| What is expected |
Report all lines from the entries below in which "JSON" appears.
[Begin Records for the task]
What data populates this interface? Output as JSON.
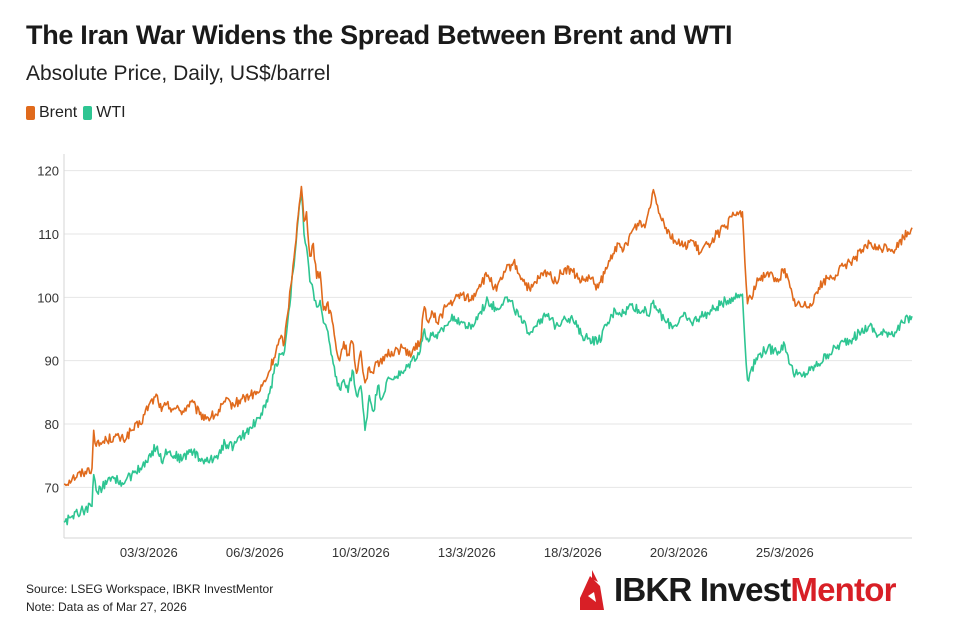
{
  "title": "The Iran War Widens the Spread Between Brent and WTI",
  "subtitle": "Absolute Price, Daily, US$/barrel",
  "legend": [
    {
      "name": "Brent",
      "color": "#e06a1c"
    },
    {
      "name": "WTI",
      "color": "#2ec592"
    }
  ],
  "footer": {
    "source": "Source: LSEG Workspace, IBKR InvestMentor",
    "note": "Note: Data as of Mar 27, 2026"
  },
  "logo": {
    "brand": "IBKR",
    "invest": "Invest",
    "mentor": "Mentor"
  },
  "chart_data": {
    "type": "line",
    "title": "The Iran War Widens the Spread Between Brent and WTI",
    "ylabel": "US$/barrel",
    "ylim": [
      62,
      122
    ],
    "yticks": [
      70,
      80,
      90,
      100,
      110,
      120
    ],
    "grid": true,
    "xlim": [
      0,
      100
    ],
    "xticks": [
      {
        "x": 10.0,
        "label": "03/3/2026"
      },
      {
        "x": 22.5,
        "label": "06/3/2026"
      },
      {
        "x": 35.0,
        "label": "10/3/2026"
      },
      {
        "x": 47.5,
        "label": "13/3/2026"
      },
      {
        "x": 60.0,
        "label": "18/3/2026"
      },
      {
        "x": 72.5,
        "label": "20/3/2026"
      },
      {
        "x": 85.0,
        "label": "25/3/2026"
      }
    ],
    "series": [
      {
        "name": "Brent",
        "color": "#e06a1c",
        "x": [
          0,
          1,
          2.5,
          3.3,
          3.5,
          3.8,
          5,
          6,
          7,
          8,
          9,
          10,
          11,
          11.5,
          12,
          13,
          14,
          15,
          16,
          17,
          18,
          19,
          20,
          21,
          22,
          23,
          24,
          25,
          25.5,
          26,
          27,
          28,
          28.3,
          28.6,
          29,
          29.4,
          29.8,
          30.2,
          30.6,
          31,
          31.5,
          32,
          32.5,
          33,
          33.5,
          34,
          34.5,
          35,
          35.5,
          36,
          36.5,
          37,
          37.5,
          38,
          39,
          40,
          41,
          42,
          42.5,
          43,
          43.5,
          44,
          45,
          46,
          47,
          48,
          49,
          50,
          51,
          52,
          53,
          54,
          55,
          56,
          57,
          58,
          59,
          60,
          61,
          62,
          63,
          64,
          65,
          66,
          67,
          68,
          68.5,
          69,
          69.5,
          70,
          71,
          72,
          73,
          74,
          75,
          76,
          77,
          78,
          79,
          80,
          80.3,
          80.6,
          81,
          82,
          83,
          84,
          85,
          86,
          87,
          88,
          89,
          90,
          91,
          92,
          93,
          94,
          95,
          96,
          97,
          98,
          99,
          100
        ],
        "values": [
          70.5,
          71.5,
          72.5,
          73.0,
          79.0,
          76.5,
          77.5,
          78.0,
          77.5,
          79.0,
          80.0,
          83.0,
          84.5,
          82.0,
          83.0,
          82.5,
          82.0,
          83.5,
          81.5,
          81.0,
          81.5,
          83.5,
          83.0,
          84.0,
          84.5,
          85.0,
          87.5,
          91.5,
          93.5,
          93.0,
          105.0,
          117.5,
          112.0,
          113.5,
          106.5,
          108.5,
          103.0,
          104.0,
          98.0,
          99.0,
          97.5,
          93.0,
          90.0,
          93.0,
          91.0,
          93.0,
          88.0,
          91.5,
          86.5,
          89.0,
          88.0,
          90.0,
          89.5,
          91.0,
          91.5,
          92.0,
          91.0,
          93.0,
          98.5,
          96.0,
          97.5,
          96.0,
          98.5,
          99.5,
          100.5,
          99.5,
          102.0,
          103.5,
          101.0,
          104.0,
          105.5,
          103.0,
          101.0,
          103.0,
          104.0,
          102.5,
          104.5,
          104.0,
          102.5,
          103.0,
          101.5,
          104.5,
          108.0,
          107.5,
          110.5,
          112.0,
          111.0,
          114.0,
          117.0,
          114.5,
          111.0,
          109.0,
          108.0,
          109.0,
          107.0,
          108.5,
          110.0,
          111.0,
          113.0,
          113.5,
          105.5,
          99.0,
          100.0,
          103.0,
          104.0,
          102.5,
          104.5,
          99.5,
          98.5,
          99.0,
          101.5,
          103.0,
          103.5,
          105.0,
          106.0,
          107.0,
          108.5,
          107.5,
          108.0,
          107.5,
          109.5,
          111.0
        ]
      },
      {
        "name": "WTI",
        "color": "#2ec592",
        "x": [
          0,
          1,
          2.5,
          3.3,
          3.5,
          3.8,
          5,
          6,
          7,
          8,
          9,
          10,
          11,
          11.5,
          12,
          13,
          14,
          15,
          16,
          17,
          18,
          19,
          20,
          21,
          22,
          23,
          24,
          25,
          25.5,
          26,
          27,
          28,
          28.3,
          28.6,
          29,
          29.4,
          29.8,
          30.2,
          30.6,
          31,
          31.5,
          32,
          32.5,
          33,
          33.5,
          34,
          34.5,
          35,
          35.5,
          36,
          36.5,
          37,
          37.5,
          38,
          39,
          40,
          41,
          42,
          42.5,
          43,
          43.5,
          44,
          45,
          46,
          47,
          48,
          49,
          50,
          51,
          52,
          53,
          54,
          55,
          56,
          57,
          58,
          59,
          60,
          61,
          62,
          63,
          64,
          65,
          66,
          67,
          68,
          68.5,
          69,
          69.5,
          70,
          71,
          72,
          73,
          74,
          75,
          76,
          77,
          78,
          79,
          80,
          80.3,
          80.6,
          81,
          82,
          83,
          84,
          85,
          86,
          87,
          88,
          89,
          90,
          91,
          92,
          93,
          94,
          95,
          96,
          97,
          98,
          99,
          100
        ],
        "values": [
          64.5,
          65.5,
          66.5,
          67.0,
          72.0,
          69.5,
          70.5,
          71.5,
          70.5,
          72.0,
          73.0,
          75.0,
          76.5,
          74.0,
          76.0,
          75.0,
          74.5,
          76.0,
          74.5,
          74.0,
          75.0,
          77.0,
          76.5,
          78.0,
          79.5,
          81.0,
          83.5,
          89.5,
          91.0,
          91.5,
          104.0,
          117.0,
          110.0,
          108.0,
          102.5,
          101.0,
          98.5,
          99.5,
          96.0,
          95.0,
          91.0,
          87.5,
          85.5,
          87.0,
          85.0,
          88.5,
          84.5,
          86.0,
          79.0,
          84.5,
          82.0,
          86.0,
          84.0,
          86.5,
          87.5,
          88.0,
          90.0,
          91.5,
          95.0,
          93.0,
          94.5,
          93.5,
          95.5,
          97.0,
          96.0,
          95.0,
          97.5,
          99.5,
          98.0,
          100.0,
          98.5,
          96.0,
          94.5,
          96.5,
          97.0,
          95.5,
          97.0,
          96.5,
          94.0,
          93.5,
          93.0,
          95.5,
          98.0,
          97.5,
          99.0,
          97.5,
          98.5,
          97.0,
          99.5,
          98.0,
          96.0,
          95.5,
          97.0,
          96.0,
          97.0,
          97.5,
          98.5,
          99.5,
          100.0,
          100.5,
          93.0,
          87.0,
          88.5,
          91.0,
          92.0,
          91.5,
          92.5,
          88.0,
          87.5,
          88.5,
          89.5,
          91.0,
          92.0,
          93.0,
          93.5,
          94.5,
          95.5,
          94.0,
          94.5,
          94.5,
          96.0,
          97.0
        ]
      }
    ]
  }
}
[End Records for the task]
[Begin Records for the task]
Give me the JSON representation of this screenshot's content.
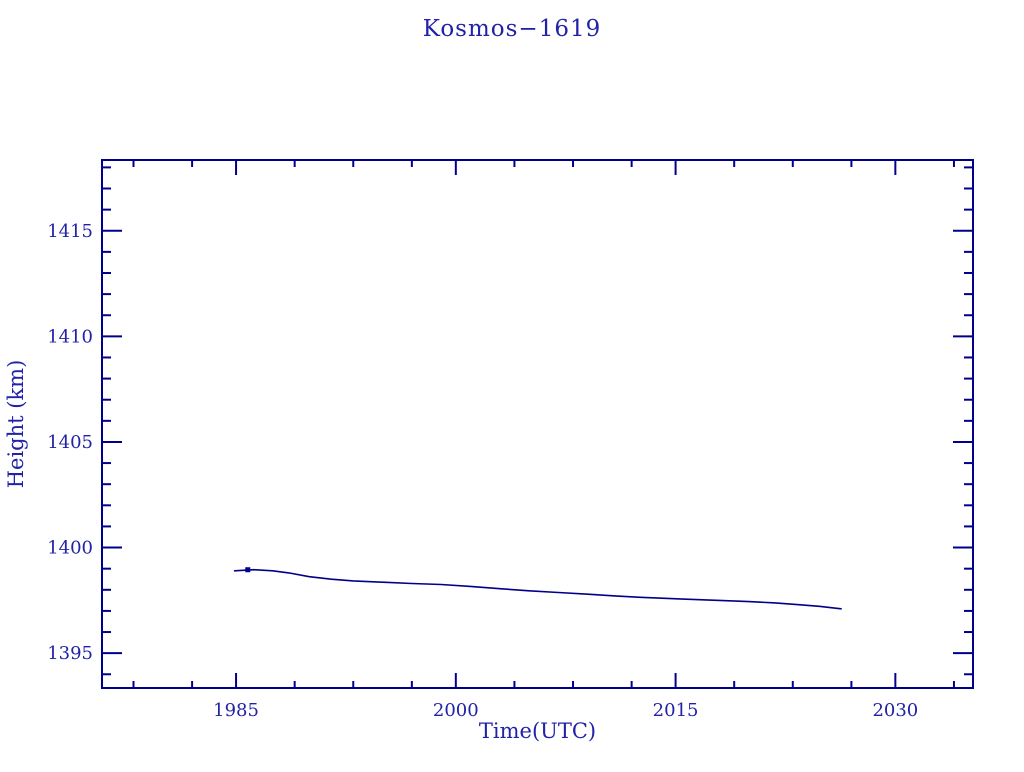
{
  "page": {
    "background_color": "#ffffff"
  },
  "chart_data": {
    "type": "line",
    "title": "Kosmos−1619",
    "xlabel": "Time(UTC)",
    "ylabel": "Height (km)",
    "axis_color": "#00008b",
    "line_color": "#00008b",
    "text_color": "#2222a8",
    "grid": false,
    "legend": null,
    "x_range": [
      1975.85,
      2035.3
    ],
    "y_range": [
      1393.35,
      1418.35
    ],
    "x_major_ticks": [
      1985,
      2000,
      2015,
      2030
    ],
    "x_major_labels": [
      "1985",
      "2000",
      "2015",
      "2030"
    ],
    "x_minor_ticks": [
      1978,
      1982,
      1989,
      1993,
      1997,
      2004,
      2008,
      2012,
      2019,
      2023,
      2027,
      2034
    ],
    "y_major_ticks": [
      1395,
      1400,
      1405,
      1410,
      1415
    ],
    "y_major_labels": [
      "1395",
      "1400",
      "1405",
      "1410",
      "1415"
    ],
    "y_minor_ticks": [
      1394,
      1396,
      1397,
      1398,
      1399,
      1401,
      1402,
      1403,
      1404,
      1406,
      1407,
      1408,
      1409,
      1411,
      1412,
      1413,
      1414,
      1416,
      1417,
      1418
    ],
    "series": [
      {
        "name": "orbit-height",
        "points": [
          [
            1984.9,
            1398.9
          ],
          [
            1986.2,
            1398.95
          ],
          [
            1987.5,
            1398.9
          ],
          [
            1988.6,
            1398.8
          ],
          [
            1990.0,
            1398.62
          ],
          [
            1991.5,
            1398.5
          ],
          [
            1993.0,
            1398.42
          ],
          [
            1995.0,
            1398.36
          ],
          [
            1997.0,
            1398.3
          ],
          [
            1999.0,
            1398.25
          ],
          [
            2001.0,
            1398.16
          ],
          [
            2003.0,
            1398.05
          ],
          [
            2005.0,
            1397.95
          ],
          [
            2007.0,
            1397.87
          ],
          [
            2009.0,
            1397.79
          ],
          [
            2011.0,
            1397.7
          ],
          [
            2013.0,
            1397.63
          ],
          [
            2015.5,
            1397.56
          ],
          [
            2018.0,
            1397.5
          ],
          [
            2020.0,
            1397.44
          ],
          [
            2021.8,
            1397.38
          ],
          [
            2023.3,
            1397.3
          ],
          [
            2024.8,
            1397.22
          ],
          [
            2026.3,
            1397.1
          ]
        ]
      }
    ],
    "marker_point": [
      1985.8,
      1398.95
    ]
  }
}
[End Records for the task]
| Worked answer |
What data populates this interface? Output as JSON.
Give me the JSON representation of this screenshot's content.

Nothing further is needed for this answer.